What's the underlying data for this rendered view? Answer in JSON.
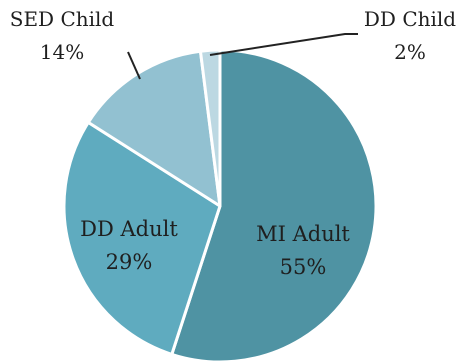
{
  "chart_data": {
    "type": "pie",
    "slices": [
      {
        "label": "MI Adult",
        "pct_label": "55%",
        "value": 55,
        "color": "#4f93a3"
      },
      {
        "label": "DD Adult",
        "pct_label": "29%",
        "value": 29,
        "color": "#5fabbf"
      },
      {
        "label": "SED Child",
        "pct_label": "14%",
        "value": 14,
        "color": "#92c1d1"
      },
      {
        "label": "DD Child",
        "pct_label": "2%",
        "value": 2,
        "color": "#bcd8e2"
      }
    ],
    "legend": "none",
    "start": "top",
    "direction": "clockwise"
  }
}
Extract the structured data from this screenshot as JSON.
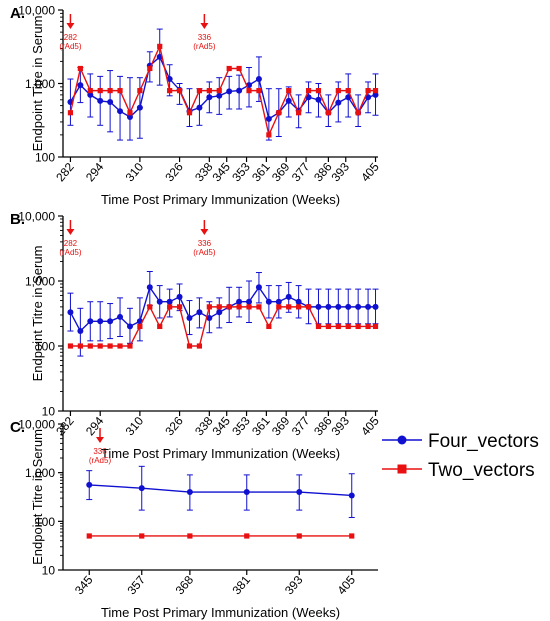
{
  "colors": {
    "four": "#1010d0",
    "two": "#e81010",
    "annot": "#e81010",
    "axis": "#000000"
  },
  "legend": {
    "entries": [
      {
        "label": "Four_vectors",
        "color": "#1010d0",
        "marker": "circle"
      },
      {
        "label": "Two_vectors",
        "color": "#e81010",
        "marker": "square"
      }
    ]
  },
  "chart_data": [
    {
      "panel_label": "A.",
      "type": "line",
      "xlabel": "Time Post Primary Immunization (Weeks)",
      "ylabel": "Endpoint Titre in Serum",
      "yscale": "log",
      "ylim": [
        100,
        10000
      ],
      "yticks": [
        "100",
        "1,000",
        "10,000"
      ],
      "xlim": [
        279,
        406
      ],
      "x_ticks": [
        282,
        294,
        310,
        326,
        338,
        345,
        353,
        361,
        369,
        377,
        386,
        393,
        405
      ],
      "annotations": [
        {
          "x": 282,
          "lines": [
            "282",
            "(rAd5)"
          ]
        },
        {
          "x": 336,
          "lines": [
            "336",
            "(rAd5)"
          ]
        }
      ],
      "series": [
        {
          "name": "Four_vectors",
          "x": [
            282,
            286,
            290,
            294,
            298,
            302,
            306,
            310,
            314,
            318,
            322,
            326,
            330,
            334,
            338,
            342,
            346,
            350,
            354,
            358,
            362,
            366,
            370,
            374,
            378,
            382,
            386,
            390,
            394,
            398,
            402,
            405
          ],
          "y": [
            560,
            950,
            700,
            580,
            560,
            420,
            350,
            470,
            1750,
            2300,
            1150,
            820,
            420,
            470,
            650,
            680,
            780,
            800,
            950,
            1150,
            330,
            400,
            580,
            430,
            650,
            600,
            400,
            550,
            650,
            400,
            650,
            700
          ],
          "err_high": [
            1150,
            1650,
            1350,
            1250,
            1500,
            1250,
            1200,
            1200,
            2700,
            5500,
            1800,
            1000,
            850,
            850,
            1050,
            1200,
            1250,
            1300,
            1650,
            2300,
            850,
            850,
            900,
            700,
            1050,
            1000,
            700,
            1050,
            1350,
            700,
            1050,
            1350
          ],
          "err_low": [
            270,
            550,
            350,
            270,
            220,
            170,
            170,
            180,
            1050,
            950,
            680,
            520,
            260,
            270,
            400,
            380,
            450,
            450,
            480,
            570,
            170,
            190,
            350,
            250,
            400,
            350,
            260,
            300,
            350,
            260,
            400,
            370
          ]
        },
        {
          "name": "Two_vectors",
          "x": [
            282,
            286,
            290,
            294,
            298,
            302,
            306,
            310,
            314,
            318,
            322,
            326,
            330,
            334,
            338,
            342,
            346,
            350,
            354,
            358,
            362,
            366,
            370,
            374,
            378,
            382,
            386,
            390,
            394,
            398,
            402,
            405
          ],
          "y": [
            400,
            1600,
            800,
            800,
            800,
            800,
            400,
            800,
            1600,
            3200,
            800,
            800,
            400,
            800,
            800,
            800,
            1600,
            1600,
            800,
            800,
            200,
            400,
            800,
            400,
            800,
            800,
            400,
            800,
            800,
            400,
            800,
            800
          ]
        }
      ]
    },
    {
      "panel_label": "B.",
      "type": "line",
      "xlabel": "Time Post Primary Immunization (Weeks)",
      "ylabel": "Endpoint Titre in Serum",
      "yscale": "log",
      "ylim": [
        10,
        10000
      ],
      "yticks": [
        "10",
        "100",
        "1,000",
        "10,000"
      ],
      "xlim": [
        279,
        406
      ],
      "x_ticks": [
        282,
        294,
        310,
        326,
        338,
        345,
        353,
        361,
        369,
        377,
        386,
        393,
        405
      ],
      "annotations": [
        {
          "x": 282,
          "lines": [
            "282",
            "(rAd5)"
          ]
        },
        {
          "x": 336,
          "lines": [
            "336",
            "(rAd5)"
          ]
        }
      ],
      "series": [
        {
          "name": "Four_vectors",
          "x": [
            282,
            286,
            290,
            294,
            298,
            302,
            306,
            310,
            314,
            318,
            322,
            326,
            330,
            334,
            338,
            342,
            346,
            350,
            354,
            358,
            362,
            366,
            370,
            374,
            378,
            382,
            386,
            390,
            394,
            398,
            402,
            405
          ],
          "y": [
            330,
            170,
            240,
            240,
            240,
            280,
            200,
            240,
            800,
            480,
            480,
            570,
            270,
            330,
            270,
            330,
            400,
            480,
            480,
            800,
            480,
            480,
            570,
            480,
            400,
            400,
            400,
            400,
            400,
            400,
            400,
            400
          ],
          "err_high": [
            650,
            380,
            480,
            480,
            450,
            550,
            380,
            550,
            1400,
            850,
            750,
            900,
            500,
            550,
            480,
            550,
            800,
            800,
            1000,
            1350,
            850,
            850,
            950,
            850,
            750,
            750,
            750,
            750,
            750,
            750,
            750,
            750
          ],
          "err_low": [
            170,
            70,
            120,
            120,
            130,
            140,
            110,
            120,
            420,
            270,
            280,
            350,
            150,
            190,
            160,
            190,
            230,
            280,
            230,
            460,
            270,
            270,
            330,
            270,
            220,
            220,
            220,
            220,
            220,
            220,
            220,
            220
          ]
        },
        {
          "name": "Two_vectors",
          "x": [
            282,
            286,
            290,
            294,
            298,
            302,
            306,
            310,
            314,
            318,
            322,
            326,
            330,
            334,
            338,
            342,
            346,
            350,
            354,
            358,
            362,
            366,
            370,
            374,
            378,
            382,
            386,
            390,
            394,
            398,
            402,
            405
          ],
          "y": [
            100,
            100,
            100,
            100,
            100,
            100,
            100,
            200,
            400,
            200,
            400,
            400,
            100,
            100,
            400,
            400,
            400,
            400,
            400,
            400,
            200,
            400,
            400,
            400,
            400,
            200,
            200,
            200,
            200,
            200,
            200,
            200
          ]
        }
      ]
    },
    {
      "panel_label": "C.",
      "type": "line",
      "xlabel": "Time Post Primary Immunization (Weeks)",
      "ylabel": "Endpoint Titre in Serum",
      "yscale": "log",
      "ylim": [
        10,
        10000
      ],
      "yticks": [
        "10",
        "100",
        "1,000",
        "10,000"
      ],
      "xlim": [
        339,
        411
      ],
      "x_ticks": [
        345,
        357,
        368,
        381,
        393,
        405
      ],
      "annotations": [
        {
          "x": 336,
          "lines": [
            "336",
            "(rAd5)"
          ]
        }
      ],
      "series": [
        {
          "name": "Four_vectors",
          "x": [
            345,
            357,
            368,
            381,
            393,
            405
          ],
          "y": [
            560,
            480,
            400,
            400,
            400,
            340
          ],
          "err_high": [
            1100,
            1350,
            900,
            900,
            900,
            950
          ],
          "err_low": [
            280,
            170,
            170,
            170,
            170,
            120
          ]
        },
        {
          "name": "Two_vectors",
          "x": [
            345,
            357,
            368,
            381,
            393,
            405
          ],
          "y": [
            50,
            50,
            50,
            50,
            50,
            50
          ]
        }
      ]
    }
  ]
}
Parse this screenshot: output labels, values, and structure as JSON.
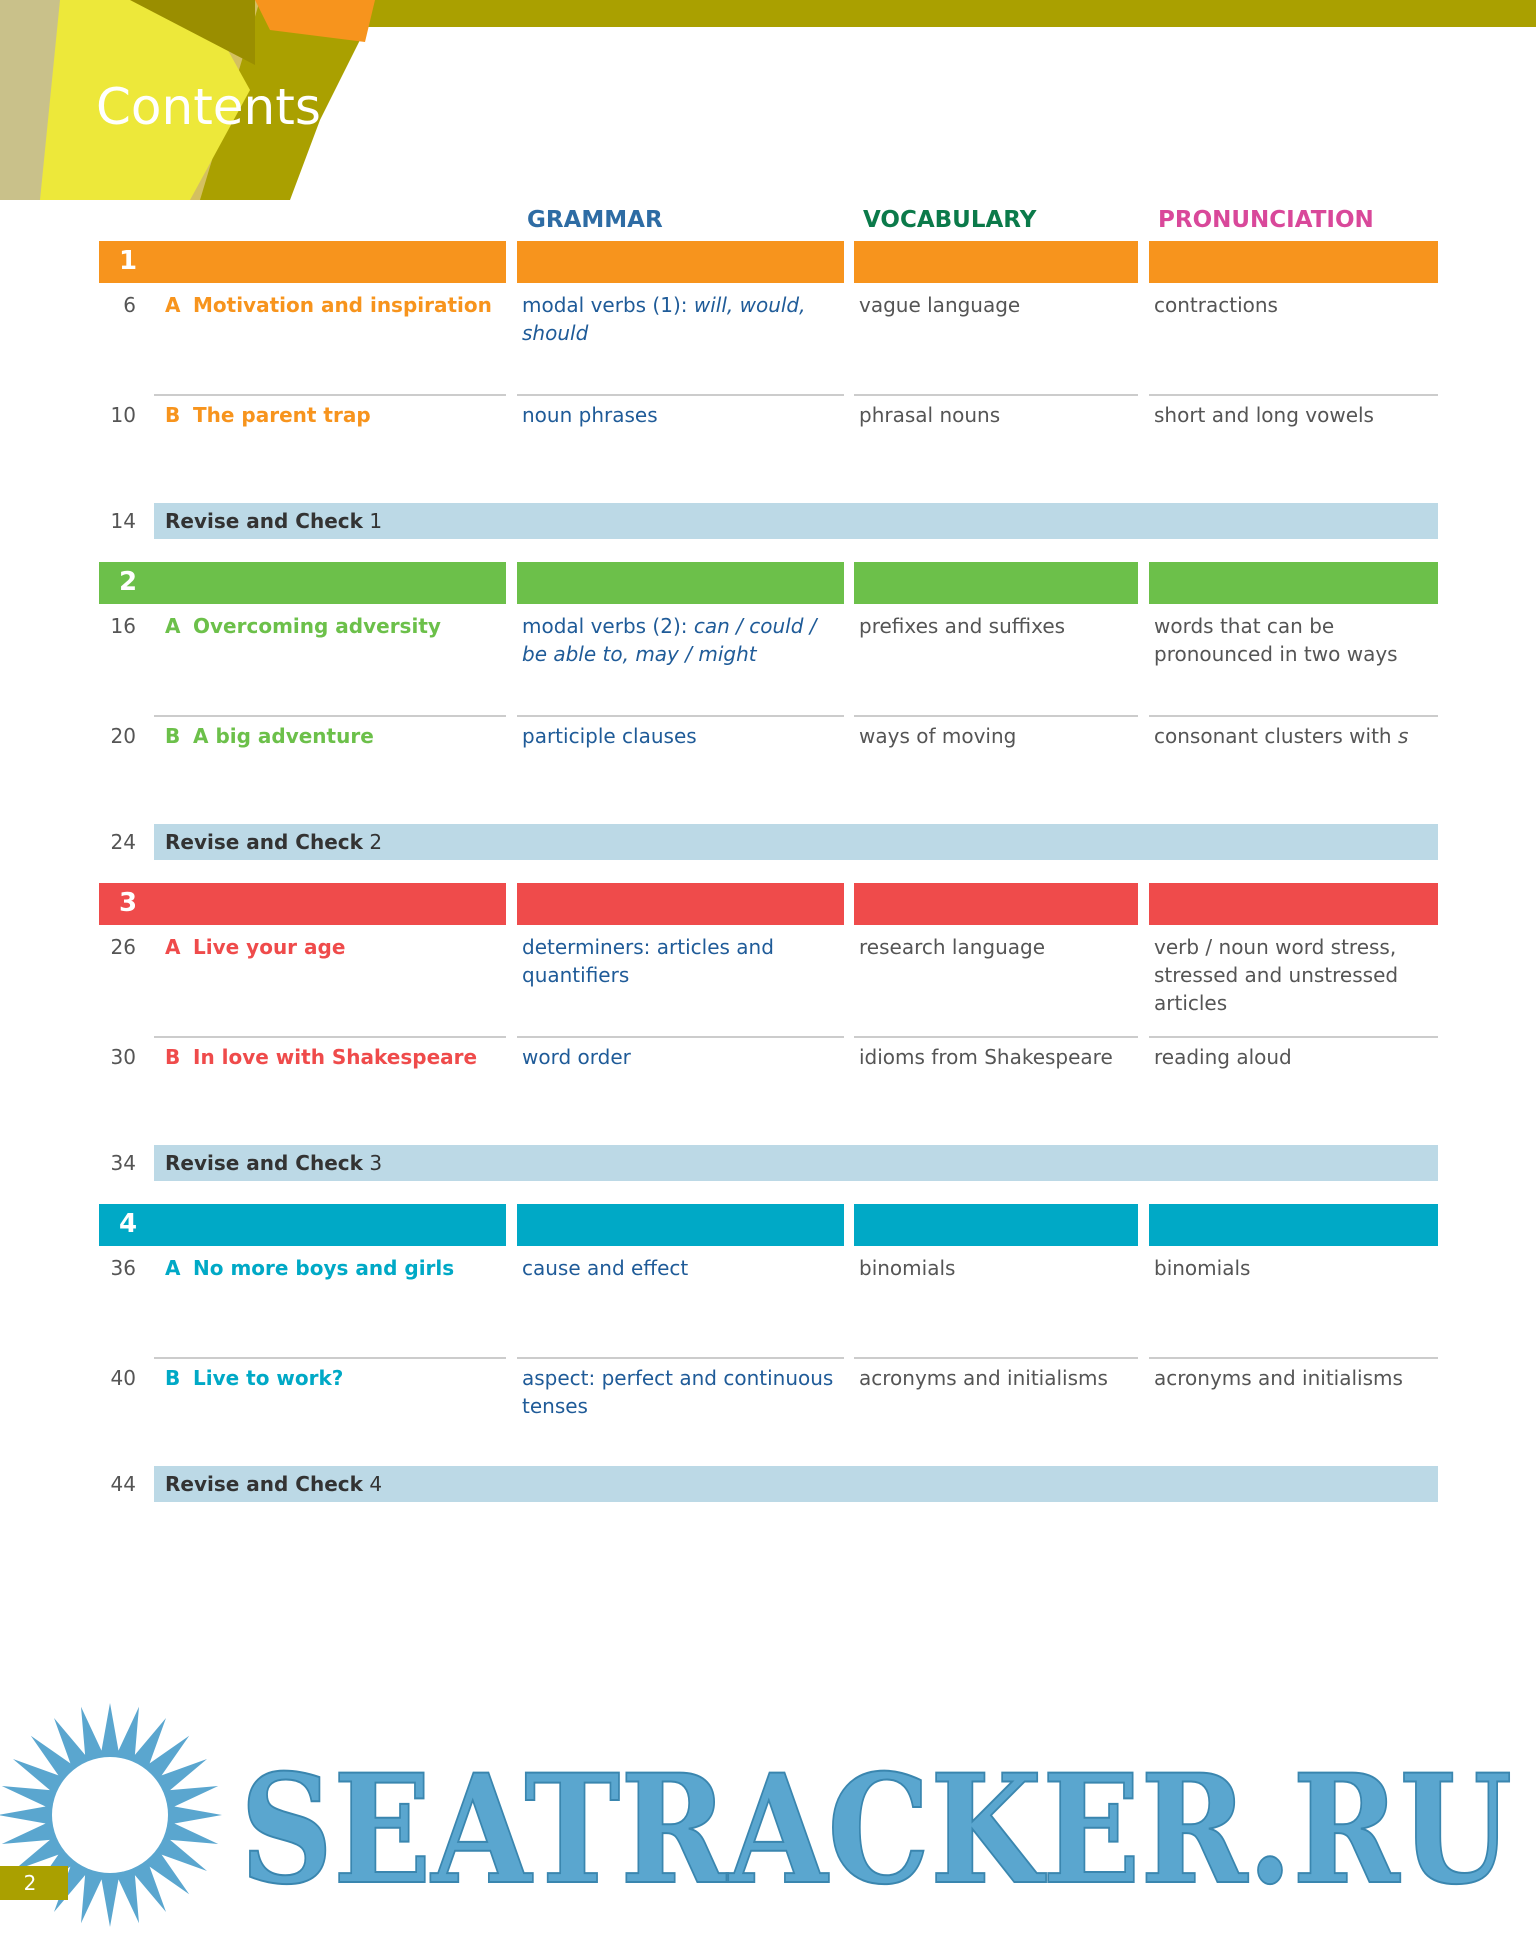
{
  "header": {
    "title": "Contents"
  },
  "columns": [
    "GRAMMAR",
    "VOCABULARY",
    "PRONUNCIATION"
  ],
  "units": [
    {
      "number": "1",
      "color": "#f7941d",
      "lessons": [
        {
          "page": "6",
          "letter": "A",
          "title": "Motivation and inspiration",
          "grammar": [
            {
              "text": "modal verbs (1): "
            },
            {
              "text": "will, would, should",
              "italic": true
            }
          ],
          "vocabulary": [
            {
              "text": "vague language"
            }
          ],
          "pronunciation": [
            {
              "text": "contractions"
            }
          ]
        },
        {
          "page": "10",
          "letter": "B",
          "title": "The parent trap",
          "grammar": [
            {
              "text": "noun phrases"
            }
          ],
          "vocabulary": [
            {
              "text": "phrasal nouns"
            }
          ],
          "pronunciation": [
            {
              "text": "short and long vowels"
            }
          ]
        }
      ],
      "revise": {
        "page": "14",
        "label": "Revise and Check",
        "number": "1"
      }
    },
    {
      "number": "2",
      "color": "#6cc04a",
      "lessons": [
        {
          "page": "16",
          "letter": "A",
          "title": "Overcoming adversity",
          "grammar": [
            {
              "text": "modal verbs (2): "
            },
            {
              "text": "can / could / be able to, may / might",
              "italic": true
            }
          ],
          "vocabulary": [
            {
              "text": "prefixes and suffixes"
            }
          ],
          "pronunciation": [
            {
              "text": "words that can be pronounced in two ways"
            }
          ]
        },
        {
          "page": "20",
          "letter": "B",
          "title": "A big adventure",
          "grammar": [
            {
              "text": "participle clauses"
            }
          ],
          "vocabulary": [
            {
              "text": "ways of moving"
            }
          ],
          "pronunciation": [
            {
              "text": "consonant clusters with "
            },
            {
              "text": "s",
              "italic": true
            }
          ]
        }
      ],
      "revise": {
        "page": "24",
        "label": "Revise and Check",
        "number": "2"
      }
    },
    {
      "number": "3",
      "color": "#ef4b4b",
      "lessons": [
        {
          "page": "26",
          "letter": "A",
          "title": "Live your age",
          "grammar": [
            {
              "text": "determiners: articles and quantifiers"
            }
          ],
          "vocabulary": [
            {
              "text": "research language"
            }
          ],
          "pronunciation": [
            {
              "text": "verb / noun word stress, stressed and unstressed articles"
            }
          ]
        },
        {
          "page": "30",
          "letter": "B",
          "title": "In love with Shakespeare",
          "grammar": [
            {
              "text": "word order"
            }
          ],
          "vocabulary": [
            {
              "text": "idioms from Shakespeare"
            }
          ],
          "pronunciation": [
            {
              "text": "reading aloud"
            }
          ]
        }
      ],
      "revise": {
        "page": "34",
        "label": "Revise and Check",
        "number": "3"
      }
    },
    {
      "number": "4",
      "color": "#00a9c6",
      "lessons": [
        {
          "page": "36",
          "letter": "A",
          "title": "No more boys and girls",
          "grammar": [
            {
              "text": "cause and effect"
            }
          ],
          "vocabulary": [
            {
              "text": "binomials"
            }
          ],
          "pronunciation": [
            {
              "text": "binomials"
            }
          ]
        },
        {
          "page": "40",
          "letter": "B",
          "title": "Live to work?",
          "grammar": [
            {
              "text": "aspect: perfect and continuous tenses"
            }
          ],
          "vocabulary": [
            {
              "text": "acronyms and initialisms"
            }
          ],
          "pronunciation": [
            {
              "text": "acronyms and initialisms"
            }
          ]
        }
      ],
      "revise": {
        "page": "44",
        "label": "Revise and Check",
        "number": "4"
      }
    }
  ],
  "footer": {
    "page_number": "2",
    "watermark": "SEATRACKER.RU"
  }
}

### Work to be completed
Find the string "articles" in the listing and return every line that holds it.

### Solved problem
              "text": "determiners: articles and quantifiers"
              "text": "verb / noun word stress, stressed and unstressed articles"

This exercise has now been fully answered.